◆ Entries shown:
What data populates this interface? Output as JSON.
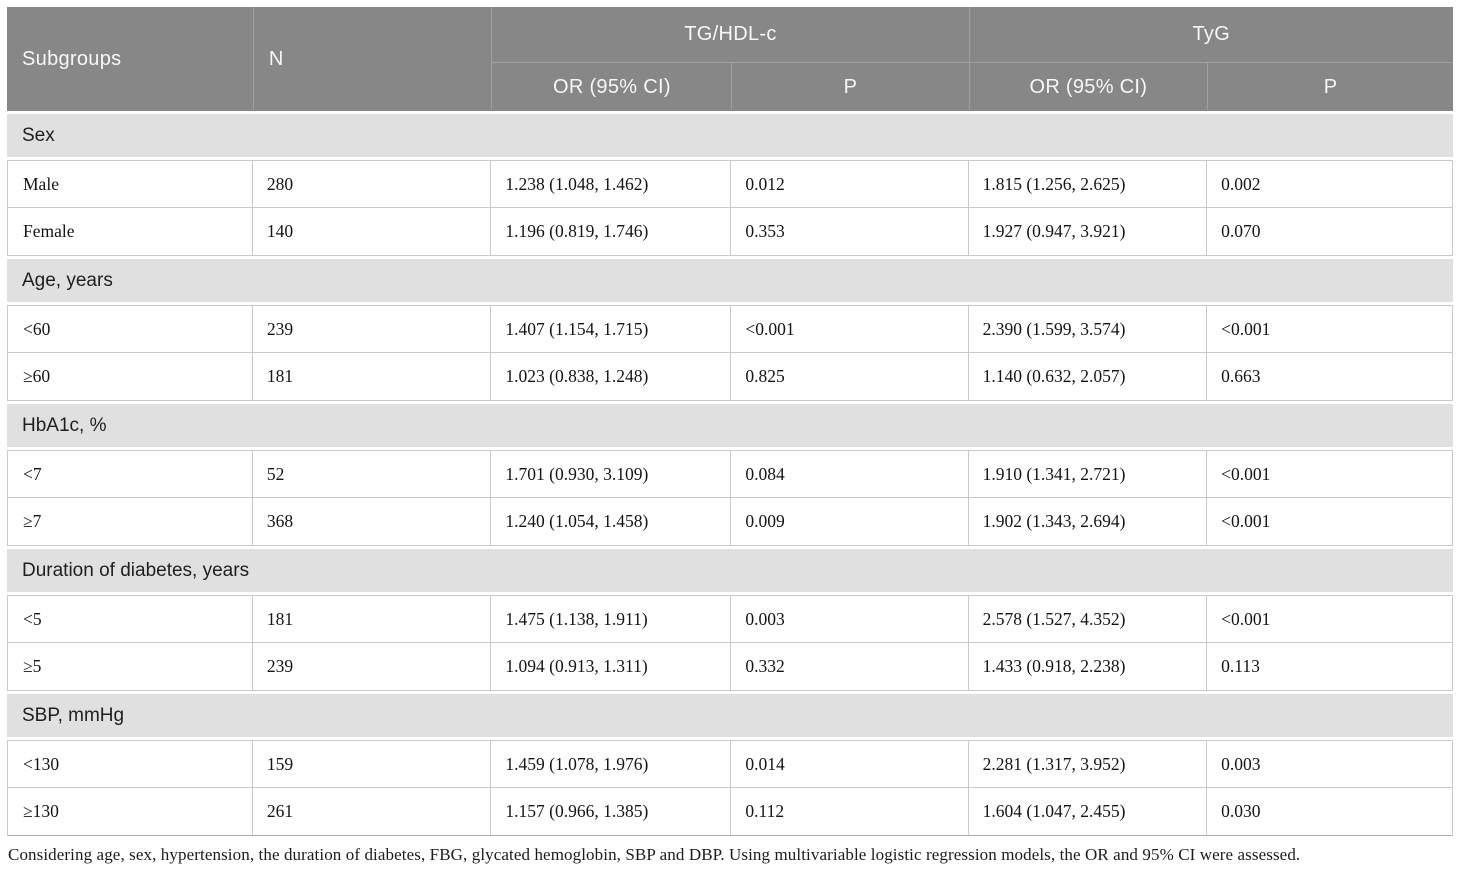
{
  "table": {
    "header": {
      "subgroups": "Subgroups",
      "n": "N",
      "group_tghdl": "TG/HDL-c",
      "group_tyg": "TyG",
      "or_ci": "OR (95% CI)",
      "p": "P"
    },
    "sections": [
      {
        "label": "Sex",
        "rows": [
          {
            "subgroup": "Male",
            "n": "280",
            "tghdl_or": "1.238 (1.048, 1.462)",
            "tghdl_p": "0.012",
            "tyg_or": "1.815 (1.256, 2.625)",
            "tyg_p": "0.002"
          },
          {
            "subgroup": "Female",
            "n": "140",
            "tghdl_or": "1.196 (0.819, 1.746)",
            "tghdl_p": "0.353",
            "tyg_or": "1.927 (0.947, 3.921)",
            "tyg_p": "0.070"
          }
        ]
      },
      {
        "label": "Age, years",
        "rows": [
          {
            "subgroup": "<60",
            "n": "239",
            "tghdl_or": "1.407 (1.154, 1.715)",
            "tghdl_p": "<0.001",
            "tyg_or": "2.390 (1.599, 3.574)",
            "tyg_p": "<0.001"
          },
          {
            "subgroup": "≥60",
            "n": "181",
            "tghdl_or": "1.023 (0.838, 1.248)",
            "tghdl_p": "0.825",
            "tyg_or": "1.140 (0.632, 2.057)",
            "tyg_p": "0.663"
          }
        ]
      },
      {
        "label": "HbA1c, %",
        "rows": [
          {
            "subgroup": "<7",
            "n": "52",
            "tghdl_or": "1.701 (0.930, 3.109)",
            "tghdl_p": "0.084",
            "tyg_or": "1.910 (1.341, 2.721)",
            "tyg_p": "<0.001"
          },
          {
            "subgroup": "≥7",
            "n": "368",
            "tghdl_or": "1.240 (1.054, 1.458)",
            "tghdl_p": "0.009",
            "tyg_or": "1.902 (1.343, 2.694)",
            "tyg_p": "<0.001"
          }
        ]
      },
      {
        "label": "Duration of diabetes, years",
        "rows": [
          {
            "subgroup": "<5",
            "n": "181",
            "tghdl_or": "1.475 (1.138, 1.911)",
            "tghdl_p": "0.003",
            "tyg_or": "2.578 (1.527, 4.352)",
            "tyg_p": "<0.001"
          },
          {
            "subgroup": "≥5",
            "n": "239",
            "tghdl_or": "1.094 (0.913, 1.311)",
            "tghdl_p": "0.332",
            "tyg_or": "1.433 (0.918, 2.238)",
            "tyg_p": "0.113"
          }
        ]
      },
      {
        "label": "SBP, mmHg",
        "rows": [
          {
            "subgroup": "<130",
            "n": "159",
            "tghdl_or": "1.459 (1.078, 1.976)",
            "tghdl_p": "0.014",
            "tyg_or": "2.281 (1.317, 3.952)",
            "tyg_p": "0.003"
          },
          {
            "subgroup": "≥130",
            "n": "261",
            "tghdl_or": "1.157 (0.966, 1.385)",
            "tghdl_p": "0.112",
            "tyg_or": "1.604 (1.047, 2.455)",
            "tyg_p": "0.030"
          }
        ]
      }
    ],
    "footnote": "Considering age, sex, hypertension, the duration of diabetes, FBG, glycated hemoglobin, SBP and DBP. Using multivariable logistic regression models, the OR and 95% CI were assessed.",
    "colors": {
      "header_bg": "#878787",
      "section_bg": "#e0e0e0",
      "border": "#c9c9c9",
      "header_text": "#f7f7f7"
    }
  }
}
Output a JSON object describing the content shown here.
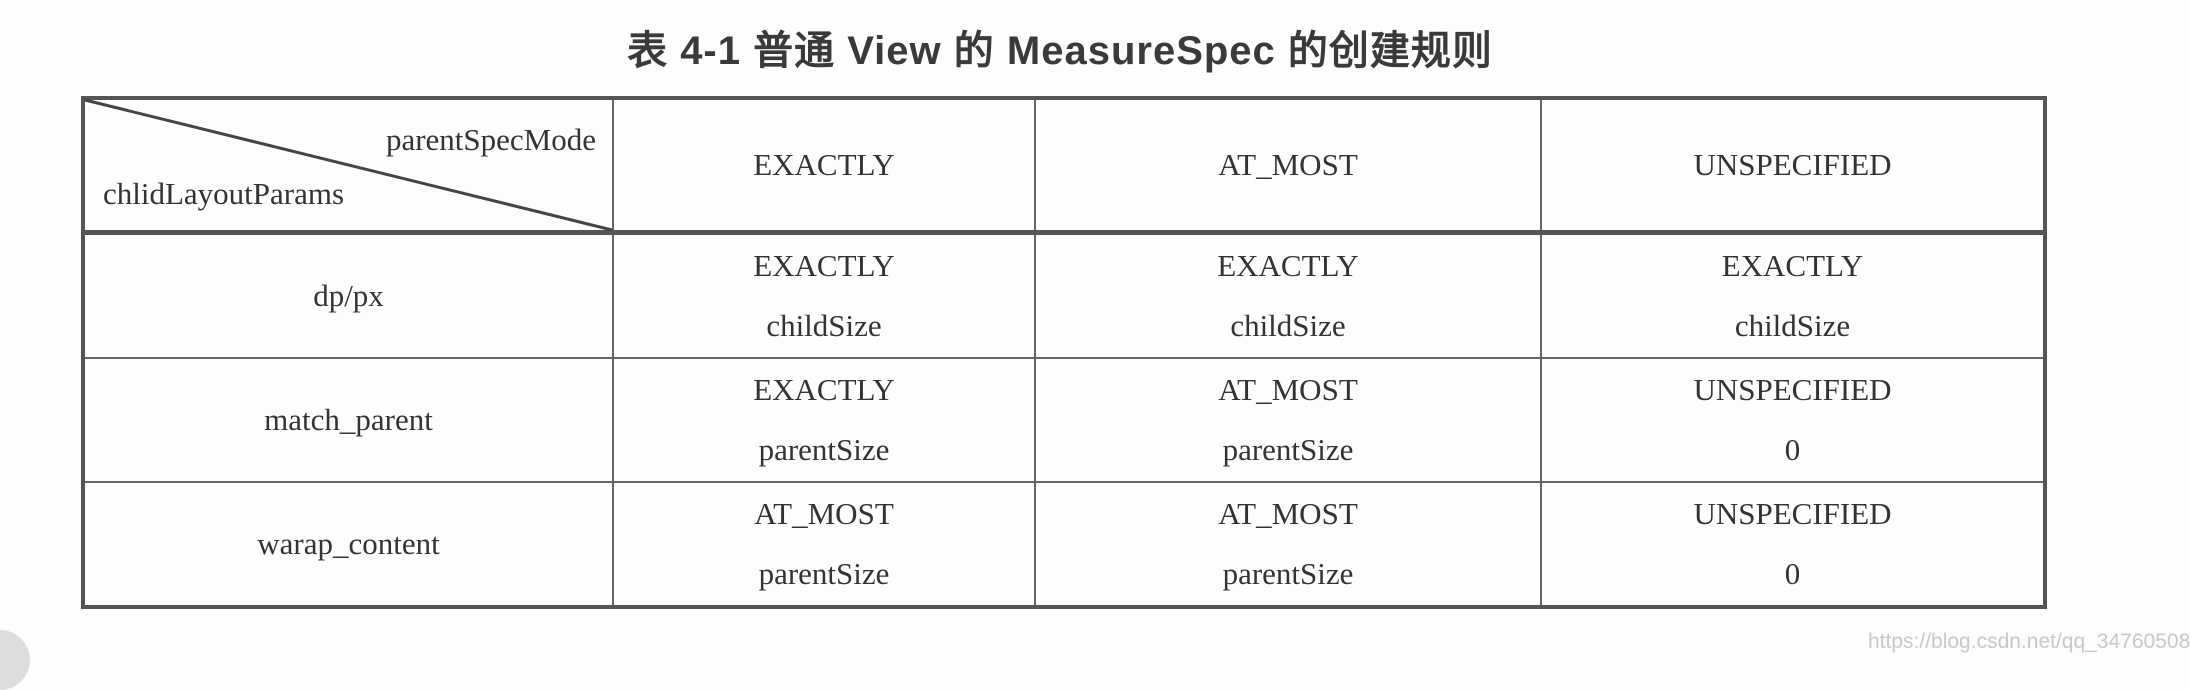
{
  "title": "表 4-1   普通 View 的 MeasureSpec 的创建规则",
  "header": {
    "row_label": "chlidLayoutParams",
    "col_label": "parentSpecMode",
    "columns": [
      "EXACTLY",
      "AT_MOST",
      "UNSPECIFIED"
    ]
  },
  "rows": [
    {
      "label": "dp/px",
      "cells": [
        [
          "EXACTLY",
          "childSize"
        ],
        [
          "EXACTLY",
          "childSize"
        ],
        [
          "EXACTLY",
          "childSize"
        ]
      ]
    },
    {
      "label": "match_parent",
      "cells": [
        [
          "EXACTLY",
          "parentSize"
        ],
        [
          "AT_MOST",
          "parentSize"
        ],
        [
          "UNSPECIFIED",
          "0"
        ]
      ]
    },
    {
      "label": "warap_content",
      "cells": [
        [
          "AT_MOST",
          "parentSize"
        ],
        [
          "AT_MOST",
          "parentSize"
        ],
        [
          "UNSPECIFIED",
          "0"
        ]
      ]
    }
  ],
  "watermark": "https://blog.csdn.net/qq_34760508"
}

◆ What is asked: Repeat each entry exactly as it appears; skip any picture.

◆ Response for this exercise:
What data populates this interface? Output as JSON.
{
  "table": {
    "header": {
      "subgroups": "Subgroups",
      "n": "N",
      "group_tghdl": "TG/HDL-c",
      "group_tyg": "TyG",
      "or_ci": "OR (95% CI)",
      "p": "P"
    },
    "sections": [
      {
        "label": "Sex",
        "rows": [
          {
            "subgroup": "Male",
            "n": "280",
            "tghdl_or": "1.238 (1.048, 1.462)",
            "tghdl_p": "0.012",
            "tyg_or": "1.815 (1.256, 2.625)",
            "tyg_p": "0.002"
          },
          {
            "subgroup": "Female",
            "n": "140",
            "tghdl_or": "1.196 (0.819, 1.746)",
            "tghdl_p": "0.353",
            "tyg_or": "1.927 (0.947, 3.921)",
            "tyg_p": "0.070"
          }
        ]
      },
      {
        "label": "Age, years",
        "rows": [
          {
            "subgroup": "<60",
            "n": "239",
            "tghdl_or": "1.407 (1.154, 1.715)",
            "tghdl_p": "<0.001",
            "tyg_or": "2.390 (1.599, 3.574)",
            "tyg_p": "<0.001"
          },
          {
            "subgroup": "≥60",
            "n": "181",
            "tghdl_or": "1.023 (0.838, 1.248)",
            "tghdl_p": "0.825",
            "tyg_or": "1.140 (0.632, 2.057)",
            "tyg_p": "0.663"
          }
        ]
      },
      {
        "label": "HbA1c, %",
        "rows": [
          {
            "subgroup": "<7",
            "n": "52",
            "tghdl_or": "1.701 (0.930, 3.109)",
            "tghdl_p": "0.084",
            "tyg_or": "1.910 (1.341, 2.721)",
            "tyg_p": "<0.001"
          },
          {
            "subgroup": "≥7",
            "n": "368",
            "tghdl_or": "1.240 (1.054, 1.458)",
            "tghdl_p": "0.009",
            "tyg_or": "1.902 (1.343, 2.694)",
            "tyg_p": "<0.001"
          }
        ]
      },
      {
        "label": "Duration of diabetes, years",
        "rows": [
          {
            "subgroup": "<5",
            "n": "181",
            "tghdl_or": "1.475 (1.138, 1.911)",
            "tghdl_p": "0.003",
            "tyg_or": "2.578 (1.527, 4.352)",
            "tyg_p": "<0.001"
          },
          {
            "subgroup": "≥5",
            "n": "239",
            "tghdl_or": "1.094 (0.913, 1.311)",
            "tghdl_p": "0.332",
            "tyg_or": "1.433 (0.918, 2.238)",
            "tyg_p": "0.113"
          }
        ]
      },
      {
        "label": "SBP, mmHg",
        "rows": [
          {
            "subgroup": "<130",
            "n": "159",
            "tghdl_or": "1.459 (1.078, 1.976)",
            "tghdl_p": "0.014",
            "tyg_or": "2.281 (1.317, 3.952)",
            "tyg_p": "0.003"
          },
          {
            "subgroup": "≥130",
            "n": "261",
            "tghdl_or": "1.157 (0.966, 1.385)",
            "tghdl_p": "0.112",
            "tyg_or": "1.604 (1.047, 2.455)",
            "tyg_p": "0.030"
          }
        ]
      }
    ],
    "footnote": "Considering age, sex, hypertension, the duration of diabetes, FBG, glycated hemoglobin, SBP and DBP. Using multivariable logistic regression models, the OR and 95% CI were assessed.",
    "colors": {
      "header_bg": "#878787",
      "section_bg": "#e0e0e0",
      "border": "#c9c9c9",
      "header_text": "#f7f7f7"
    }
  }
}
Output a JSON object describing the content shown here.
{
  "title": "表 4-1   普通 View 的 MeasureSpec 的创建规则",
  "header": {
    "row_label": "chlidLayoutParams",
    "col_label": "parentSpecMode",
    "columns": [
      "EXACTLY",
      "AT_MOST",
      "UNSPECIFIED"
    ]
  },
  "rows": [
    {
      "label": "dp/px",
      "cells": [
        [
          "EXACTLY",
          "childSize"
        ],
        [
          "EXACTLY",
          "childSize"
        ],
        [
          "EXACTLY",
          "childSize"
        ]
      ]
    },
    {
      "label": "match_parent",
      "cells": [
        [
          "EXACTLY",
          "parentSize"
        ],
        [
          "AT_MOST",
          "parentSize"
        ],
        [
          "UNSPECIFIED",
          "0"
        ]
      ]
    },
    {
      "label": "warap_content",
      "cells": [
        [
          "AT_MOST",
          "parentSize"
        ],
        [
          "AT_MOST",
          "parentSize"
        ],
        [
          "UNSPECIFIED",
          "0"
        ]
      ]
    }
  ],
  "watermark": "https://blog.csdn.net/qq_34760508"
}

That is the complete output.